◆ INSTRUCTIONS TO FOLLOW: Make an exact copy of the lines, leaving the pictures out.

^^^^^^^^^^^^^^^^

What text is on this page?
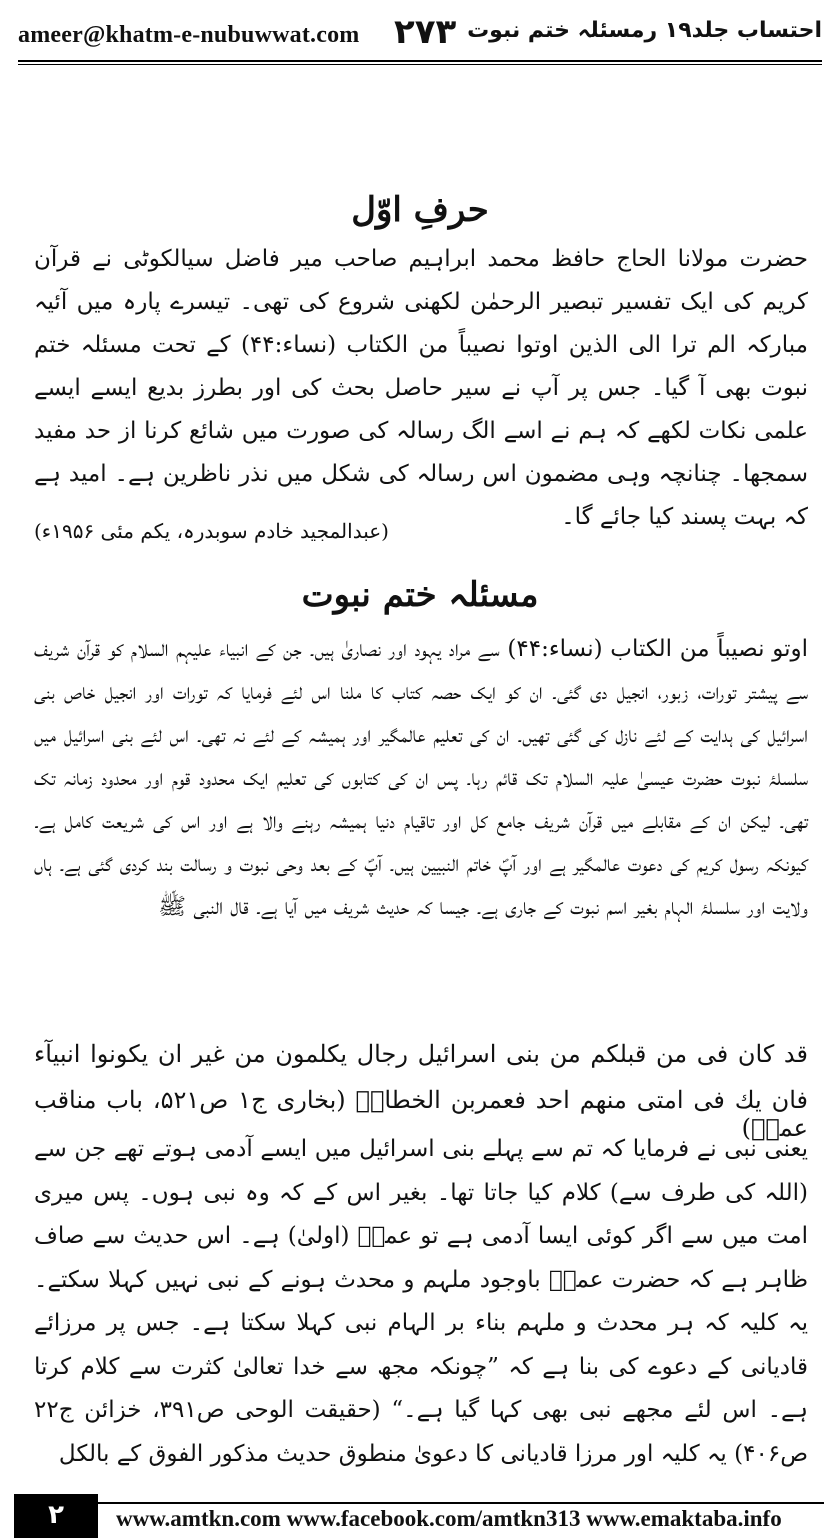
ameer@khatm-e-nubuwwat.com ۲۷۳ احتساب جلد۱۹ رمسئلہ ختم نبوت
حرفِ اوّل
حضرت مولانا الحاج حافظ محمد ابراہیم صاحب میر فاضل سیالکوٹی نے قرآن کریم کی ایک تفسیر تبصیر الرحمٰن لکھنی شروع کی تھی۔ تیسرے پارہ میں آئیہ مبارکہ الم ترا الی الذین اوتوا نصیباً من الکتاب (نساء:۴۴) کے تحت مسئلہ ختم نبوت بھی آ گیا۔ جس پر آپ نے سیر حاصل بحث کی اور بطرز بدیع ایسے ایسے علمی نکات لکھے کہ ہم نے اسے الگ رسالہ کی صورت میں شائع کرنا از حد مفید سمجھا۔ چنانچہ وہی مضمون اس رسالہ کی شکل میں نذر ناظرین ہے۔ امید ہے کہ بہت پسند کیا جائے گا۔
(عبدالمجید خادم سوبدرہ، یکم مئی ۱۹۵۶ء)
مسئلہ ختم نبوت
اوتو نصیباً من الکتاب (نساء:۴۴) سے مراد یہود اور نصاریٰ ہیں۔ جن کے انبیاء علیہم السلام کو قرآن شریف سے پیشتر تورات، زبور، انجیل دی گئی۔ ان کو ایک حصہ کتاب کا ملنا اس لئے فرمایا کہ تورات اور انجیل خاص بنی اسرائیل کی ہدایت کے لئے نازل کی گئی تھیں۔ ان کی تعلیم عالمگیر اور ہمیشہ کے لئے نہ تھی۔ اس لئے بنی اسرائیل میں سلسلۂ نبوت حضرت عیسیٰ علیہ السلام تک قائم رہا۔ پس ان کی کتابوں کی تعلیم ایک محدود قوم اور محدود زمانہ تک تھی۔ لیکن ان کے مقابلے میں قرآن شریف جامع کل اور تاقیام دنیا ہمیشہ رہنے والا ہے اور اس کی شریعت کامل ہے۔ کیونکہ رسول کریم کی دعوت عالمگیر ہے اور آپؐ خاتم النبیین ہیں۔ آپؐ کے بعد وحی نبوت و رسالت بند کردی گئی ہے۔ ہاں ولایت اور سلسلۂ الہام بغیر اسم نبوت کے جاری ہے۔ جیسا کہ حدیث شریف میں آیا ہے۔ قال النبی ﷺ
قد کان فی من قبلکم من بنی اسرائیل رجال یکلمون من غیر ان یکونوا انبیآء
فان یك فی امتی منهم احد فعمربن الخطابؓ (بخاری ج۱ ص۵۲۱، باب مناقب عمرؓ)
یعنی نبی نے فرمایا کہ تم سے پہلے بنی اسرائیل میں ایسے آدمی ہوتے تھے جن سے (اللہ کی طرف سے) کلام کیا جاتا تھا۔ بغیر اس کے کہ وہ نبی ہوں۔ پس میری امت میں سے اگر کوئی ایسا آدمی ہے تو عمرؓ (اولیٰ) ہے۔ اس حدیث سے صاف ظاہر ہے کہ حضرت عمرؓ باوجود ملہم و محدث ہونے کے نبی نہیں کہلا سکتے۔ یہ کلیہ کہ ہر محدث و ملہم بناء بر الہام نبی کہلا سکتا ہے۔ جس پر مرزائے قادیانی کے دعوے کی بنا ہے کہ ”چونکہ مجھ سے خدا تعالیٰ کثرت سے کلام کرتا ہے۔ اس لئے مجھے نبی بھی کہا گیا ہے۔“ (حقیقت الوحی ص۳۹۱، خزائن ج۲۲ ص۴۰۶) یہ کلیہ اور مرزا قادیانی کا دعویٰ منطوق حدیث مذکور الفوق کے بالکل
۲	www.amtkn.com www.facebook.com/amtkn313 www.emaktaba.info
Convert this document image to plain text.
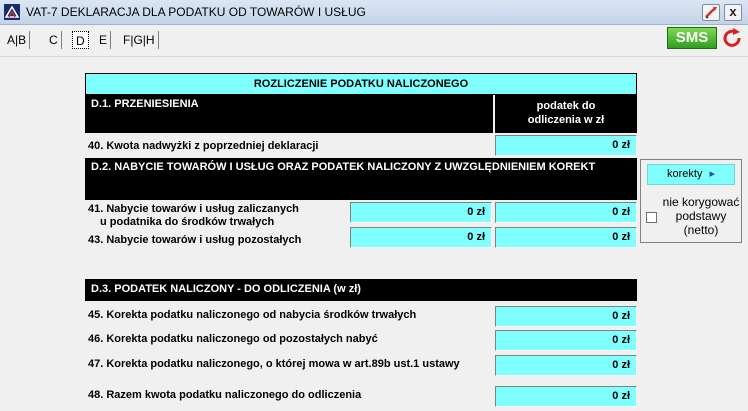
VAT-7 DEKLARACJA DLA PODATKU OD TOWARÓW I USŁUG	x
A|B	C	D	E	F|G|H	SMS
ROZLICZENIE PODATKU NALICZONEGO
D.1. PRZENIESIENIA	podatek do
odliczenia w zł
40. Kwota nadwyżki z poprzedniej deklaracji	0 zł
D.2. NABYCIE TOWARÓW I USŁUG ORAZ PODATEK NALICZONY Z UWZGLĘDNIENIEM KOREKT
41. Nabycie towarów i usług zaliczanych
u podatnika do środków trwałych
0 zł	0 zł
43. Nabycie towarów i usług pozostałych	0 zł	0 zł
korekty ▸
nie korygować
podstawy
(netto)
D.3. PODATEK NALICZONY - DO ODLICZENIA (w zł)
45. Korekta podatku naliczonego od nabycia środków trwałych	0 zł
46. Korekta podatku naliczonego od pozostałych nabyć	0 zł
47. Korekta podatku naliczonego, o której mowa w art.89b ust.1 ustawy	0 zł
48. Razem kwota podatku naliczonego do odliczenia	0 zł
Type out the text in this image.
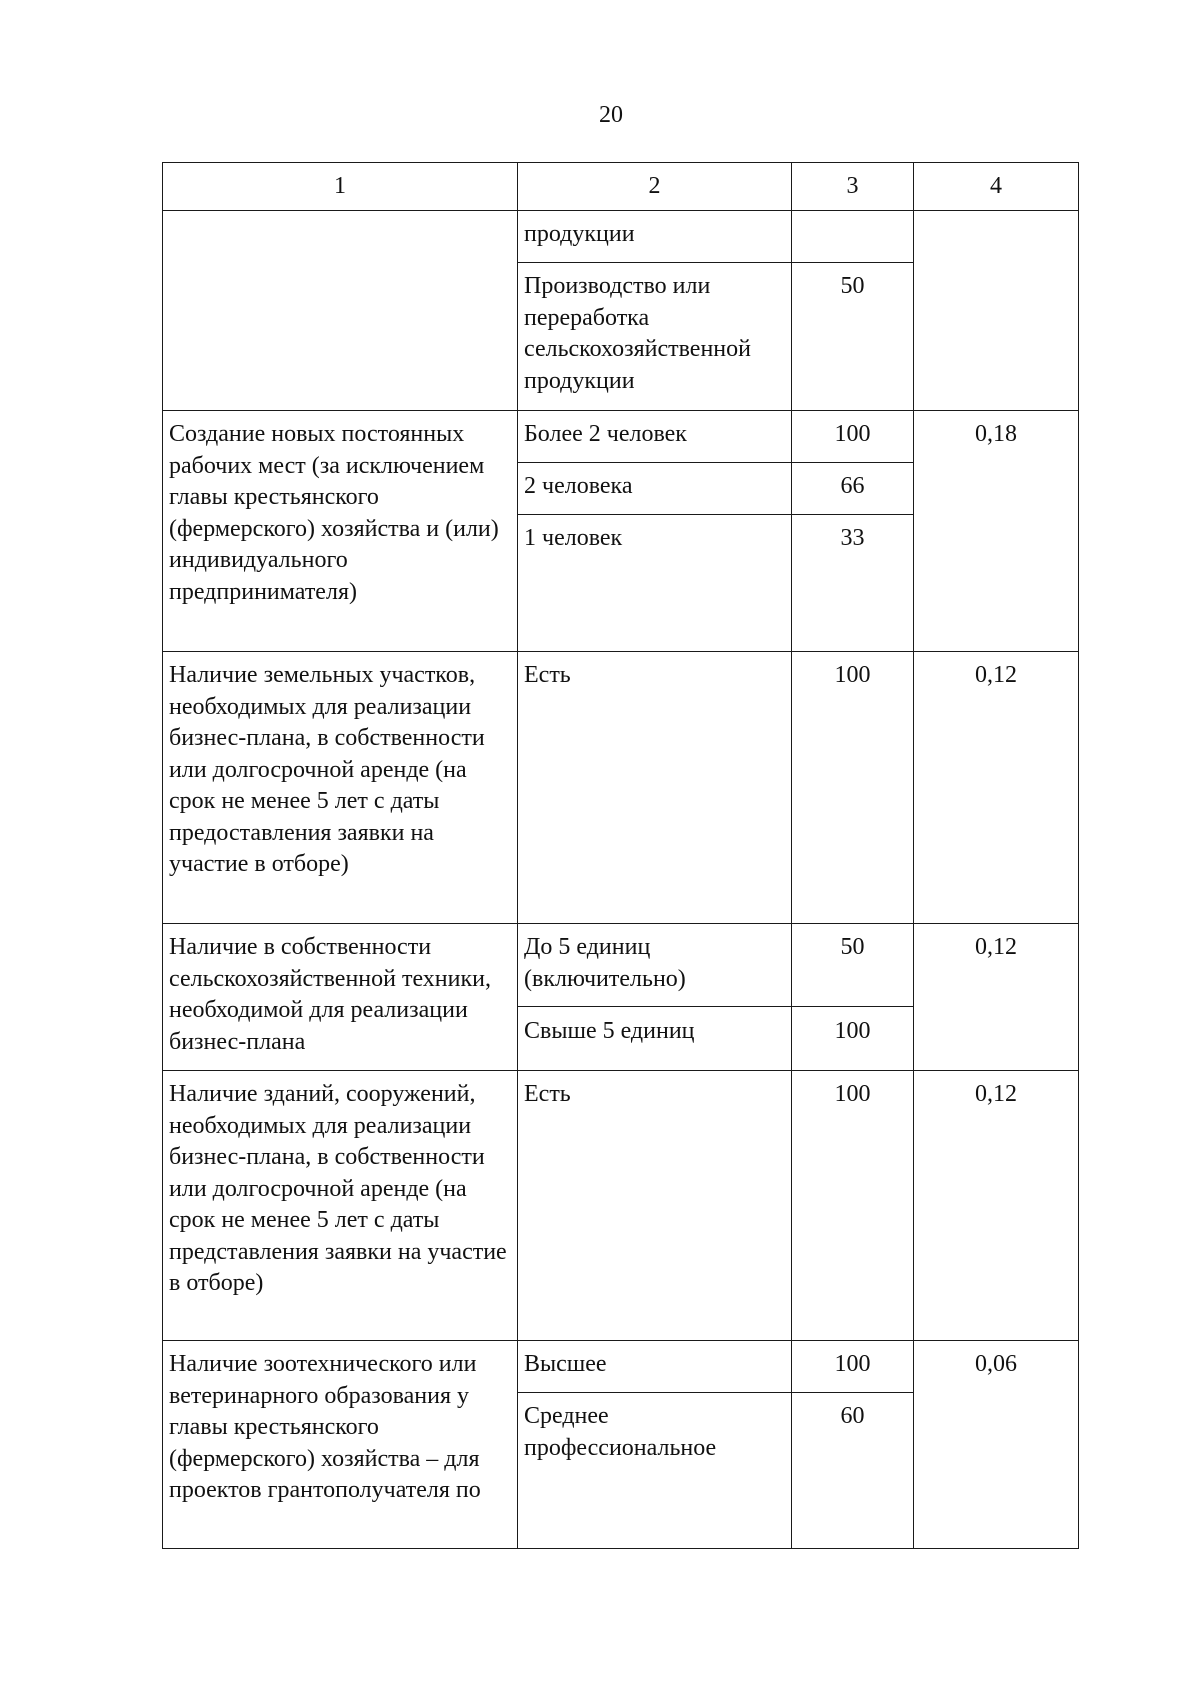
20
1	2	3	4
	продукции		
	Производство или переработка сельскохозяйственной продукции	50	
Создание новых постоянных рабочих мест (за исключением главы крестьянского (фермерского) хозяйства и (или) индивидуального предпринимателя)	Более 2 человек	100	0,18
	2 человека	66	
	1 человек	33	
Наличие земельных участков, необходимых для реализации бизнес-плана, в собственности или долгосрочной аренде (на срок не менее 5 лет с даты предоставления заявки на участие в отборе)	Есть	100	0,12
Наличие в собственности сельскохозяйственной техники, необходимой для реализации бизнес-плана	До 5 единиц (включительно)	50	0,12
	Свыше 5 единиц	100	
Наличие зданий, сооружений, необходимых для реализации бизнес-плана, в собственности или долгосрочной аренде (на срок не менее 5 лет с даты представления заявки на участие в отборе)	Есть	100	0,12
Наличие зоотехнического или ветеринарного образования у главы крестьянского (фермерского) хозяйства – для проектов грантополучателя по	Высшее	100	0,06
	Среднее профессиональное	60	
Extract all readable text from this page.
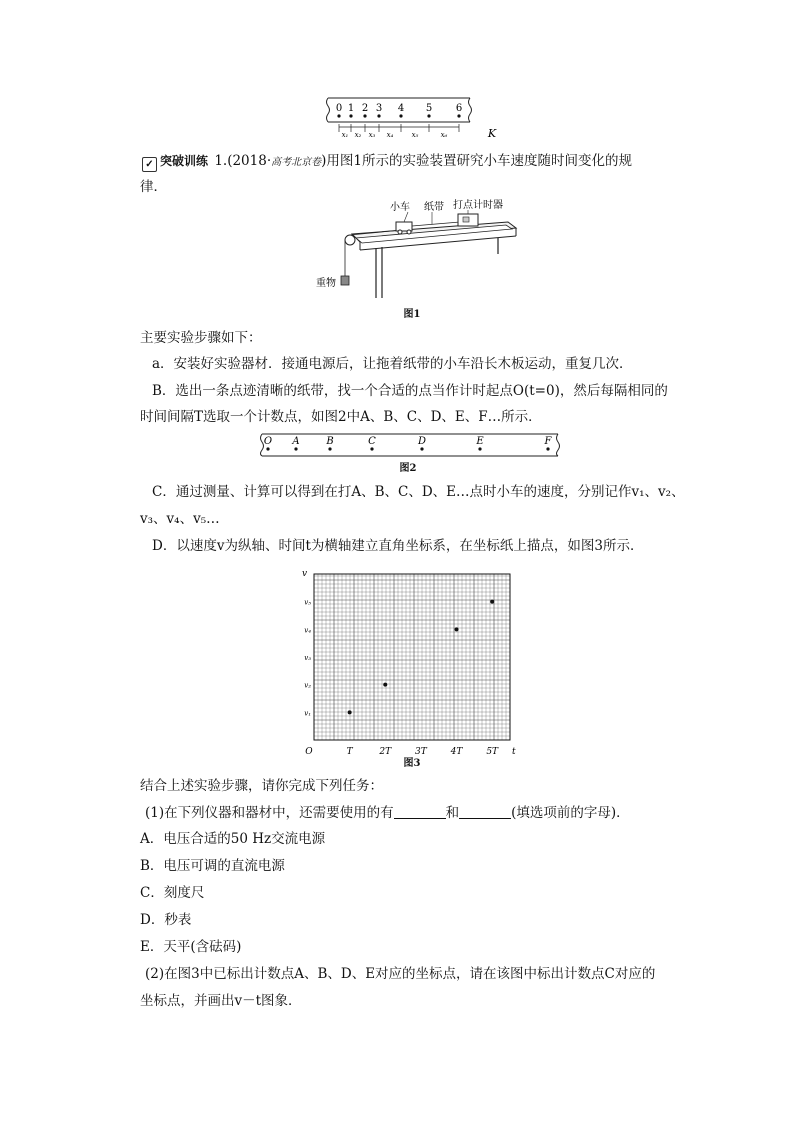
0 1 2 3 4 5 6
x₁ x₂ x₃ x₄	x₅	x₆	K
✓ 突破训练 1.(2018·高考北京卷)用图1所示的实验装置研究小车速度随时间变化的规
律．
小车 纸带 打点计时器
重物
图1
主要实验步骤如下：
a．安装好实验器材．接通电源后，让拖着纸带的小车沿长木板运动，重复几次．
B．选出一条点迹清晰的纸带，找一个合适的点当作计时起点O(t=0)，然后每隔相同的
时间间隔T选取一个计数点，如图2中A、B、C、D、E、F…所示．
O A	B	C	D	E	F
图2
C．通过测量、计算可以得到在打A、B、C、D、E…点时小车的速度，分别记作v₁、v₂、
v₃、v₄、v₅…
D．以速度v为纵轴、时间t为横轴建立直角坐标系，在坐标纸上描点，如图3所示．
v
t
O
v₁
v₂
v₃
v₄
v₅
T	2T	3T	4T	5T
图3
结合上述实验步骤，请你完成下列任务：
(1)在下列仪器和器材中，还需要使用的有	和	(填选项前的字母)．
A．电压合适的50 Hz交流电源
B．电压可调的直流电源
C．刻度尺
D．秒表
E．天平(含砝码)
(2)在图3中已标出计数点A、B、D、E对应的坐标点，请在该图中标出计数点C对应的
坐标点，并画出v－t图象．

^^^^^^^^^^^^^^^^

◆ CORRECT RESPONSE:
What text is on this page?
ameer@khatm-e-nubuwwat.com ۲۷۳ احتساب جلد۱۹ رمسئلہ ختم نبوت
حرفِ اوّل
حضرت مولانا الحاج حافظ محمد ابراہیم صاحب میر فاضل سیالکوٹی نے قرآن کریم کی ایک تفسیر تبصیر الرحمٰن لکھنی شروع کی تھی۔ تیسرے پارہ میں آئیہ مبارکہ الم ترا الی الذین اوتوا نصیباً من الکتاب (نساء:۴۴) کے تحت مسئلہ ختم نبوت بھی آ گیا۔ جس پر آپ نے سیر حاصل بحث کی اور بطرز بدیع ایسے ایسے علمی نکات لکھے کہ ہم نے اسے الگ رسالہ کی صورت میں شائع کرنا از حد مفید سمجھا۔ چنانچہ وہی مضمون اس رسالہ کی شکل میں نذر ناظرین ہے۔ امید ہے کہ بہت پسند کیا جائے گا۔
(عبدالمجید خادم سوبدرہ، یکم مئی ۱۹۵۶ء)
مسئلہ ختم نبوت
اوتو نصیباً من الکتاب (نساء:۴۴) سے مراد یہود اور نصاریٰ ہیں۔ جن کے انبیاء علیہم السلام کو قرآن شریف سے پیشتر تورات، زبور، انجیل دی گئی۔ ان کو ایک حصہ کتاب کا ملنا اس لئے فرمایا کہ تورات اور انجیل خاص بنی اسرائیل کی ہدایت کے لئے نازل کی گئی تھیں۔ ان کی تعلیم عالمگیر اور ہمیشہ کے لئے نہ تھی۔ اس لئے بنی اسرائیل میں سلسلۂ نبوت حضرت عیسیٰ علیہ السلام تک قائم رہا۔ پس ان کی کتابوں کی تعلیم ایک محدود قوم اور محدود زمانہ تک تھی۔ لیکن ان کے مقابلے میں قرآن شریف جامع کل اور تاقیام دنیا ہمیشہ رہنے والا ہے اور اس کی شریعت کامل ہے۔ کیونکہ رسول کریم کی دعوت عالمگیر ہے اور آپؐ خاتم النبیین ہیں۔ آپؐ کے بعد وحی نبوت و رسالت بند کردی گئی ہے۔ ہاں ولایت اور سلسلۂ الہام بغیر اسم نبوت کے جاری ہے۔ جیسا کہ حدیث شریف میں آیا ہے۔ قال النبی ﷺ
قد کان فی من قبلکم من بنی اسرائیل رجال یکلمون من غیر ان یکونوا انبیآء
فان یك فی امتی منهم احد فعمربن الخطابؓ (بخاری ج۱ ص۵۲۱، باب مناقب عمرؓ)
یعنی نبی نے فرمایا کہ تم سے پہلے بنی اسرائیل میں ایسے آدمی ہوتے تھے جن سے (اللہ کی طرف سے) کلام کیا جاتا تھا۔ بغیر اس کے کہ وہ نبی ہوں۔ پس میری امت میں سے اگر کوئی ایسا آدمی ہے تو عمرؓ (اولیٰ) ہے۔ اس حدیث سے صاف ظاہر ہے کہ حضرت عمرؓ باوجود ملہم و محدث ہونے کے نبی نہیں کہلا سکتے۔ یہ کلیہ کہ ہر محدث و ملہم بناء بر الہام نبی کہلا سکتا ہے۔ جس پر مرزائے قادیانی کے دعوے کی بنا ہے کہ ”چونکہ مجھ سے خدا تعالیٰ کثرت سے کلام کرتا ہے۔ اس لئے مجھے نبی بھی کہا گیا ہے۔“ (حقیقت الوحی ص۳۹۱، خزائن ج۲۲ ص۴۰۶) یہ کلیہ اور مرزا قادیانی کا دعویٰ منطوق حدیث مذکور الفوق کے بالکل
۲	www.amtkn.com www.facebook.com/amtkn313 www.emaktaba.info
Convert this document image to plain text.
VAT-7 DEKLARACJA DLA PODATKU OD TOWARÓW I USŁUG	x
A|B	C	D	E	F|G|H	SMS
ROZLICZENIE PODATKU NALICZONEGO
D.1. PRZENIESIENIA	podatek do
odliczenia w zł
40. Kwota nadwyżki z poprzedniej deklaracji	0 zł
D.2. NABYCIE TOWARÓW I USŁUG ORAZ PODATEK NALICZONY Z UWZGLĘDNIENIEM KOREKT
41. Nabycie towarów i usług zaliczanych
u podatnika do środków trwałych
0 zł	0 zł
43. Nabycie towarów i usług pozostałych	0 zł	0 zł
korekty ▸
nie korygować
podstawy
(netto)
D.3. PODATEK NALICZONY - DO ODLICZENIA (w zł)
45. Korekta podatku naliczonego od nabycia środków trwałych	0 zł
46. Korekta podatku naliczonego od pozostałych nabyć	0 zł
47. Korekta podatku naliczonego, o której mowa w art.89b ust.1 ustawy	0 zł
48. Razem kwota podatku naliczonego do odliczenia	0 zł
Type out the text in this image.
20
1	2	3	4
	продукции		
	Производство или переработка сельскохозяйственной продукции	50	
Создание новых постоянных рабочих мест (за исключением главы крестьянского (фермерского) хозяйства и (или) индивидуального предпринимателя)	Более 2 человек	100	0,18
	2 человека	66	
	1 человек	33	
Наличие земельных участков, необходимых для реализации бизнес-плана, в собственности или долгосрочной аренде (на срок не менее 5 лет с даты предоставления заявки на участие в отборе)	Есть	100	0,12
Наличие в собственности сельскохозяйственной техники, необходимой для реализации бизнес-плана	До 5 единиц (включительно)	50	0,12
	Свыше 5 единиц	100	
Наличие зданий, сооружений, необходимых для реализации бизнес-плана, в собственности или долгосрочной аренде (на срок не менее 5 лет с даты представления заявки на участие в отборе)	Есть	100	0,12
Наличие зоотехнического или ветеринарного образования у главы крестьянского (фермерского) хозяйства – для проектов грантополучателя по	Высшее	100	0,06
	Среднее профессиональное	60	
Extract all readable text from this page.
0 1 2 3 4 5 6
x₁ x₂ x₃ x₄	x₅	x₆	K
✓ 突破训练 1.(2018·高考北京卷)用图1所示的实验装置研究小车速度随时间变化的规
律．
小车 纸带 打点计时器
重物
图1
主要实验步骤如下：
a．安装好实验器材．接通电源后，让拖着纸带的小车沿长木板运动，重复几次．
B．选出一条点迹清晰的纸带，找一个合适的点当作计时起点O(t=0)，然后每隔相同的
时间间隔T选取一个计数点，如图2中A、B、C、D、E、F…所示．
O A	B	C	D	E	F
图2
C．通过测量、计算可以得到在打A、B、C、D、E…点时小车的速度，分别记作v₁、v₂、
v₃、v₄、v₅…
D．以速度v为纵轴、时间t为横轴建立直角坐标系，在坐标纸上描点，如图3所示．
v
t
O
v₁
v₂
v₃
v₄
v₅
T	2T	3T	4T	5T
图3
结合上述实验步骤，请你完成下列任务：
(1)在下列仪器和器材中，还需要使用的有	和	(填选项前的字母)．
A．电压合适的50 Hz交流电源
B．电压可调的直流电源
C．刻度尺
D．秒表
E．天平(含砝码)
(2)在图3中已标出计数点A、B、D、E对应的坐标点，请在该图中标出计数点C对应的
坐标点，并画出v－t图象．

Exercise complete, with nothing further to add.